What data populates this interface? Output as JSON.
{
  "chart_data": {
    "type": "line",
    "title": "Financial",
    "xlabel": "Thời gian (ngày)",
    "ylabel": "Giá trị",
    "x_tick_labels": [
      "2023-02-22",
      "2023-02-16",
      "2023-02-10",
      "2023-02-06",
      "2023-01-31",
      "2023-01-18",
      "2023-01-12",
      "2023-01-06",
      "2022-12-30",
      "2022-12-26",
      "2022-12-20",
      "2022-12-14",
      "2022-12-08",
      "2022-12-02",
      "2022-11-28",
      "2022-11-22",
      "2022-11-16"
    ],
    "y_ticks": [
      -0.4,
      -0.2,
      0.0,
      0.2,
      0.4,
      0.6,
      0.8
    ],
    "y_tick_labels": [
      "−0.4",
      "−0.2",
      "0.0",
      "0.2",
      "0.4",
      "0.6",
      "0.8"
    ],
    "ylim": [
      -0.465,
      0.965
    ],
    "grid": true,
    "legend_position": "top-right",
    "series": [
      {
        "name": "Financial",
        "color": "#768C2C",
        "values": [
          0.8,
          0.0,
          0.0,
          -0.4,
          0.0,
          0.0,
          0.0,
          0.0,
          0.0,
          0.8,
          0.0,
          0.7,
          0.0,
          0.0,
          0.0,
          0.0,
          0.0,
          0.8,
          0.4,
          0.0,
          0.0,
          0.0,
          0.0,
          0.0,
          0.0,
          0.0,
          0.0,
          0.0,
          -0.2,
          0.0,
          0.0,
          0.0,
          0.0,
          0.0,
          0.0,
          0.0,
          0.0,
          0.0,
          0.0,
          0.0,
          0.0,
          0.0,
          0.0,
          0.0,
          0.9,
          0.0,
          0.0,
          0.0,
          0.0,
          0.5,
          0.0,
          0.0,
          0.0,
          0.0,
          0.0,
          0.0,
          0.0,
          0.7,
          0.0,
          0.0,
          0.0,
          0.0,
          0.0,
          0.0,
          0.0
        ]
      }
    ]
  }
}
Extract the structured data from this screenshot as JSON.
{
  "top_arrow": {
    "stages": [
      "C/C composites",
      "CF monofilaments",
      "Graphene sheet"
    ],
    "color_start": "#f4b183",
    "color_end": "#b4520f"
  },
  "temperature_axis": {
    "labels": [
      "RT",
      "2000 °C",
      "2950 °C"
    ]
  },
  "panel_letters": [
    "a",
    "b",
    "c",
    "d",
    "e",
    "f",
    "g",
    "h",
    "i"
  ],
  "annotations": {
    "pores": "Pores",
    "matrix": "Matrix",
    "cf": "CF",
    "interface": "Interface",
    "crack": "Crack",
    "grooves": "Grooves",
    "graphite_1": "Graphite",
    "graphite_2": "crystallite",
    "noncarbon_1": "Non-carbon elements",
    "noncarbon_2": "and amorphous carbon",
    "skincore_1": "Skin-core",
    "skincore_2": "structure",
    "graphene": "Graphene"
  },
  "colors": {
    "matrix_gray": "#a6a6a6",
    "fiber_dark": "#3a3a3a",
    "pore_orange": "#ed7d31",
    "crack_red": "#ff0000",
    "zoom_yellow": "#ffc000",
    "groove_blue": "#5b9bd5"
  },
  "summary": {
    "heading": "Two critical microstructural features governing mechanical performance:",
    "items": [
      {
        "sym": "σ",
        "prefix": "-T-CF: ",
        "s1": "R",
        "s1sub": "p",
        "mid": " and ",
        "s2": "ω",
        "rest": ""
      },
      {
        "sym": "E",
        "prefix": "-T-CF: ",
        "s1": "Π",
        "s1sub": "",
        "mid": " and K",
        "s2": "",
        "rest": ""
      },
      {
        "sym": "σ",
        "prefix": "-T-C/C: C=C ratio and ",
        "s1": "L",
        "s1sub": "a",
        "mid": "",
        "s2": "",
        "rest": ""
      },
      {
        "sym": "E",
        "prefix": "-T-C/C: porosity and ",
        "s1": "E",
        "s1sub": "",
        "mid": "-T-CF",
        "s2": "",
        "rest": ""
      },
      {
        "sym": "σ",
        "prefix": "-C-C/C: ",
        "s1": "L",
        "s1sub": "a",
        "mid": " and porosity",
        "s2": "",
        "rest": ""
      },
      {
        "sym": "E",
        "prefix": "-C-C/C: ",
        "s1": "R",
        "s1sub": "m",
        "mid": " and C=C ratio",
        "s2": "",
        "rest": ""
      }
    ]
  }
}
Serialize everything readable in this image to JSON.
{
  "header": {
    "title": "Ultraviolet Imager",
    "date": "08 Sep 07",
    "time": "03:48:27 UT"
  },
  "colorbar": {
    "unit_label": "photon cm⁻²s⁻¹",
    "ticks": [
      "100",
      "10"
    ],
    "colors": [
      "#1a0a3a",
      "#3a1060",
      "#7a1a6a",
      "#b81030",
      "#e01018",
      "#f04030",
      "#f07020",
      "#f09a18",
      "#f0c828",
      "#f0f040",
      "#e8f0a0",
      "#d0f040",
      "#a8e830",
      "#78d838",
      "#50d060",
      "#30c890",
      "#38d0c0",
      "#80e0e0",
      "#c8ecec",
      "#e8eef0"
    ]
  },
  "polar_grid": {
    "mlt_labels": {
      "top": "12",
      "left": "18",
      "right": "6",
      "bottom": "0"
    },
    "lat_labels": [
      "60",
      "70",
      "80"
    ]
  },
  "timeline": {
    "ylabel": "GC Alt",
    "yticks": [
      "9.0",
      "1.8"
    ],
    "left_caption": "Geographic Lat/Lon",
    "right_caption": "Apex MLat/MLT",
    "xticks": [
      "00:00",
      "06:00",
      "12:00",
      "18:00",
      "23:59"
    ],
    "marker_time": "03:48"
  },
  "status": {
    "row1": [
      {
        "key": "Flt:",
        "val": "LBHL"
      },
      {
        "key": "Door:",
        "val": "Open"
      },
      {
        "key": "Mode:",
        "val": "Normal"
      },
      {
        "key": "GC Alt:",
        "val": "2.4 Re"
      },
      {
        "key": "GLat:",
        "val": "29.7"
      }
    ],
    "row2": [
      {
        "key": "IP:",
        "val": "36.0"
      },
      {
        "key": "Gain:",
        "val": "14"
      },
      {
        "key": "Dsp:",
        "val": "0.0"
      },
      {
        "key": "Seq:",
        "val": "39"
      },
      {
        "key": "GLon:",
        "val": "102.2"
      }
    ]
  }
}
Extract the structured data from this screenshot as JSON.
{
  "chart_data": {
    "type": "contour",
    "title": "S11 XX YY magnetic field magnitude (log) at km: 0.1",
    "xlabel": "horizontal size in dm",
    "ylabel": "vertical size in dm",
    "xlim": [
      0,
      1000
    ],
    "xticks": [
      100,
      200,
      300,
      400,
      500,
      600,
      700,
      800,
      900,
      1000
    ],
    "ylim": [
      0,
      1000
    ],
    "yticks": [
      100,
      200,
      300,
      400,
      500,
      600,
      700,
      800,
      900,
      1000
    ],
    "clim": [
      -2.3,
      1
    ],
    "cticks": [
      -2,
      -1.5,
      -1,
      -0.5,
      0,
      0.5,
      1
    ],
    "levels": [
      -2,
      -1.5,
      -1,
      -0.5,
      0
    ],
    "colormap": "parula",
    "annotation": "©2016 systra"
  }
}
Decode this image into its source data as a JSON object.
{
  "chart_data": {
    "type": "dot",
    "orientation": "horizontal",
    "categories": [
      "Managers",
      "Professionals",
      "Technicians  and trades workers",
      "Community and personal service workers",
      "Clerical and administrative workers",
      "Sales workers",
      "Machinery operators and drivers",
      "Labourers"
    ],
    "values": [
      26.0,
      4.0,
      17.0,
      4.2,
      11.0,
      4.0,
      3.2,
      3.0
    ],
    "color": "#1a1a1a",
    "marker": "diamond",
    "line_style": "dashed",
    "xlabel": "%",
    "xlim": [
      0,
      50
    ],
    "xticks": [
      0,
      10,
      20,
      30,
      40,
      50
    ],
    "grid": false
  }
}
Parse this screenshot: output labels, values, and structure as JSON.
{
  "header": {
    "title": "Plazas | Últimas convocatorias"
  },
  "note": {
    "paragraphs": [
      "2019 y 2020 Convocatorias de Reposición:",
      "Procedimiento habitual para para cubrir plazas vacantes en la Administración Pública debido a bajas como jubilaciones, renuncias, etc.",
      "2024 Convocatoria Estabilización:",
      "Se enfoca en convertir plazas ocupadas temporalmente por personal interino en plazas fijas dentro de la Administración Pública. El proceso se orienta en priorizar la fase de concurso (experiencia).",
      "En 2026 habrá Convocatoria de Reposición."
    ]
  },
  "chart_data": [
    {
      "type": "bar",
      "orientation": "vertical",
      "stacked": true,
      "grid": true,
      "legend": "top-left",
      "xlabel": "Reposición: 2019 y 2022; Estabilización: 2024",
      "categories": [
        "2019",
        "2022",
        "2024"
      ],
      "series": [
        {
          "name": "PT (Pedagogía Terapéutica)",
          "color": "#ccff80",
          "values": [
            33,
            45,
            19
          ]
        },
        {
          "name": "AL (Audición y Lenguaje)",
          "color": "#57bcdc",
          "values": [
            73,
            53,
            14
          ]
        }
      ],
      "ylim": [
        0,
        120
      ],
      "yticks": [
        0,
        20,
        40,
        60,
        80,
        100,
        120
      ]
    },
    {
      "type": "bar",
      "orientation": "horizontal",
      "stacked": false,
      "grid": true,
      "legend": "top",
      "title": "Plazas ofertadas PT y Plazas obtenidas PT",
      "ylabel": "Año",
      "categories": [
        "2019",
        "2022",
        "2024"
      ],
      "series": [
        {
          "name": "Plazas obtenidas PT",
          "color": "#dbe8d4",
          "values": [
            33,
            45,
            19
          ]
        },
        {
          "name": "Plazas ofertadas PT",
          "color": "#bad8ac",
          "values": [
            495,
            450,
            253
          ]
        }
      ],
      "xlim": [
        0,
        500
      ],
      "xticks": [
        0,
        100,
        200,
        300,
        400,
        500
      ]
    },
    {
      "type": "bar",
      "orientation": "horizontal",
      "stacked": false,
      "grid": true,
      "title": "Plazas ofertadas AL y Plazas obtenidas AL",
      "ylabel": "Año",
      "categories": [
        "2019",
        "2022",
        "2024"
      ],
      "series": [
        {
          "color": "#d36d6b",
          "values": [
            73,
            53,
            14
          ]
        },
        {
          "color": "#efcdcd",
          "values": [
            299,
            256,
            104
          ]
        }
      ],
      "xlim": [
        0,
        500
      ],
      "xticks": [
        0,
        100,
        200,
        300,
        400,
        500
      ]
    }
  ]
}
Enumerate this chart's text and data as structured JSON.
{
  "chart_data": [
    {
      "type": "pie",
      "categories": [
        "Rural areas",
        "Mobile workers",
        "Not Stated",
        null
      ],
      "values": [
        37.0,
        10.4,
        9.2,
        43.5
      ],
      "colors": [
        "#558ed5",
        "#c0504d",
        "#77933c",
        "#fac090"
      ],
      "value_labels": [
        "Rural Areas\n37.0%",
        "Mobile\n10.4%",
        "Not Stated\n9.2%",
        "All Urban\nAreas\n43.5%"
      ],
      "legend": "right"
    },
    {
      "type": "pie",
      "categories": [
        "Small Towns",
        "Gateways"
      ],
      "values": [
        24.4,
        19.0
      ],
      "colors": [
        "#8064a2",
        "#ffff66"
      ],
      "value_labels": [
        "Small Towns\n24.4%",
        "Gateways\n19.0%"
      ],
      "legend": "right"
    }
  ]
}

» SHORT EXERCISE: Among the entries above, how many lines hold the string "ratio"? Respond with nothing but the number.

» THE SOLUTION: 2